* _Task input_:
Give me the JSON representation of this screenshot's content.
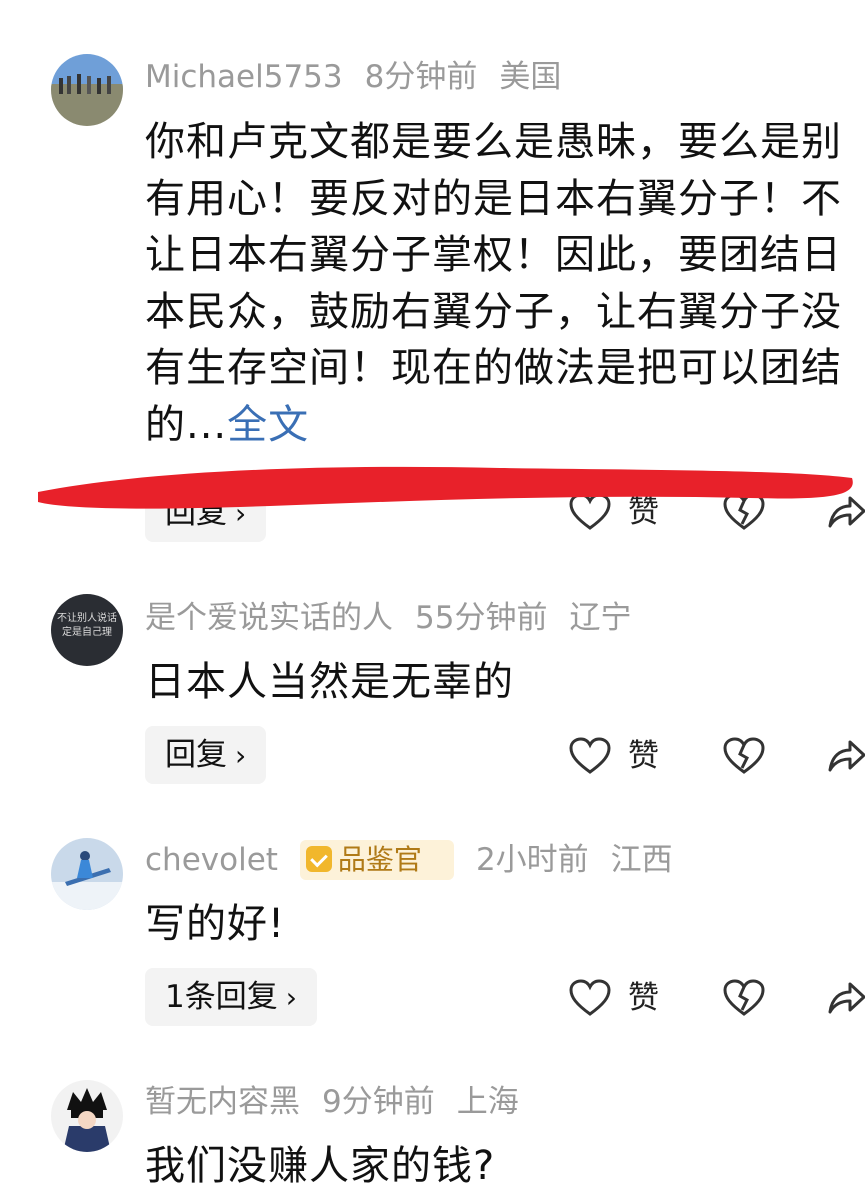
{
  "comments": [
    {
      "username": "Michael5753",
      "time": "8分钟前",
      "location": "美国",
      "text": "你和卢克文都是要么是愚昧，要么是别有用心！要反对的是日本右翼分子！不让日本右翼分子掌权！因此，要团结日本民众，鼓励右翼分子，让右翼分子没有生存空间！现在的做法是把可以团结的...",
      "more_label": "全文",
      "reply_label": "回复",
      "like_label": "赞"
    },
    {
      "username": "是个爱说实话的人",
      "time": "55分钟前",
      "location": "辽宁",
      "text": "日本人当然是无辜的",
      "reply_label": "回复",
      "like_label": "赞",
      "avatar_text": "不让别人说话 定是自己理"
    },
    {
      "username": "chevolet",
      "badge": "品鉴官",
      "time": "2小时前",
      "location": "江西",
      "text": "写的好!",
      "reply_label": "1条回复",
      "like_label": "赞"
    },
    {
      "username": "暂无内容黑",
      "time": "9分钟前",
      "location": "上海",
      "text": "我们没赚人家的钱?"
    }
  ],
  "icons": {
    "like": "heart-outline-icon",
    "dislike": "broken-heart-icon",
    "share": "share-arrow-icon",
    "chevron": "chevron-right-icon"
  },
  "colors": {
    "link": "#3a6fb5",
    "annotation": "#e8212a",
    "badge_bg": "#fdf2d9",
    "badge_fg": "#b07a17"
  }
}
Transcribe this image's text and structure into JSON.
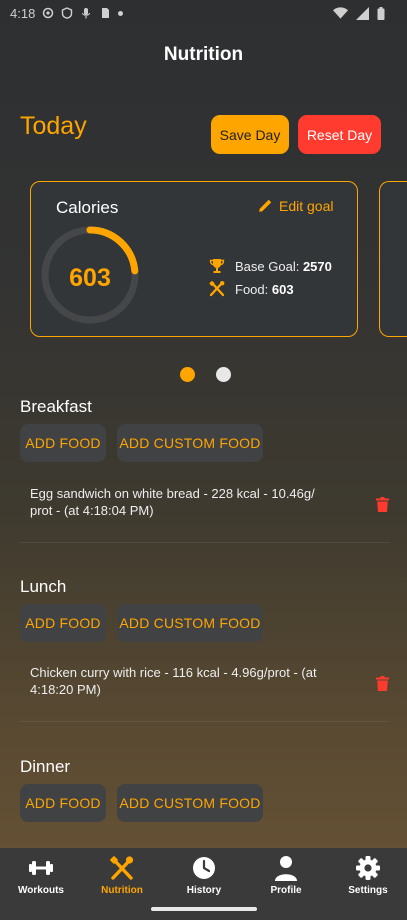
{
  "status_bar": {
    "time": "4:18"
  },
  "header": {
    "title": "Nutrition"
  },
  "today": {
    "label": "Today",
    "save_label": "Save Day",
    "reset_label": "Reset Day"
  },
  "calories_card": {
    "title": "Calories",
    "edit_label": "Edit goal",
    "value": "603",
    "base_goal_label": "Base Goal:",
    "base_goal_value": "2570",
    "food_label": "Food:",
    "food_value": "603",
    "progress_fraction": 0.2346
  },
  "pager": {
    "pages": 2,
    "active": 0
  },
  "meals": [
    {
      "title": "Breakfast",
      "add_food_label": "ADD FOOD",
      "add_custom_label": "ADD CUSTOM FOOD",
      "entries": [
        {
          "line1": "Egg sandwich on white bread - 228 kcal  - 10.46g/",
          "line2": "prot - (at 4:18:04 PM)"
        }
      ]
    },
    {
      "title": "Lunch",
      "add_food_label": "ADD FOOD",
      "add_custom_label": "ADD CUSTOM FOOD",
      "entries": [
        {
          "line1": "Chicken curry with rice - 116 kcal  - 4.96g/prot - (at",
          "line2": "4:18:20 PM)"
        }
      ]
    },
    {
      "title": "Dinner",
      "add_food_label": "ADD FOOD",
      "add_custom_label": "ADD CUSTOM FOOD"
    }
  ],
  "nav": {
    "items": [
      {
        "label": "Workouts",
        "icon": "dumbbell-icon"
      },
      {
        "label": "Nutrition",
        "icon": "fork-knife-icon"
      },
      {
        "label": "History",
        "icon": "clock-icon"
      },
      {
        "label": "Profile",
        "icon": "person-icon"
      },
      {
        "label": "Settings",
        "icon": "gear-icon"
      }
    ],
    "active_index": 1
  },
  "colors": {
    "accent": "#ffa500",
    "danger": "#ff3b30",
    "card_bg": "#333639",
    "nav_bg": "#3a3a3a"
  }
}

* _Your objective_: Check each line of the records for "JSON" and copy the ones that contain it.

* _Exercise output_:
Give me the JSON representation of this screenshot's content.
Transcribe this image's text and structure into JSON.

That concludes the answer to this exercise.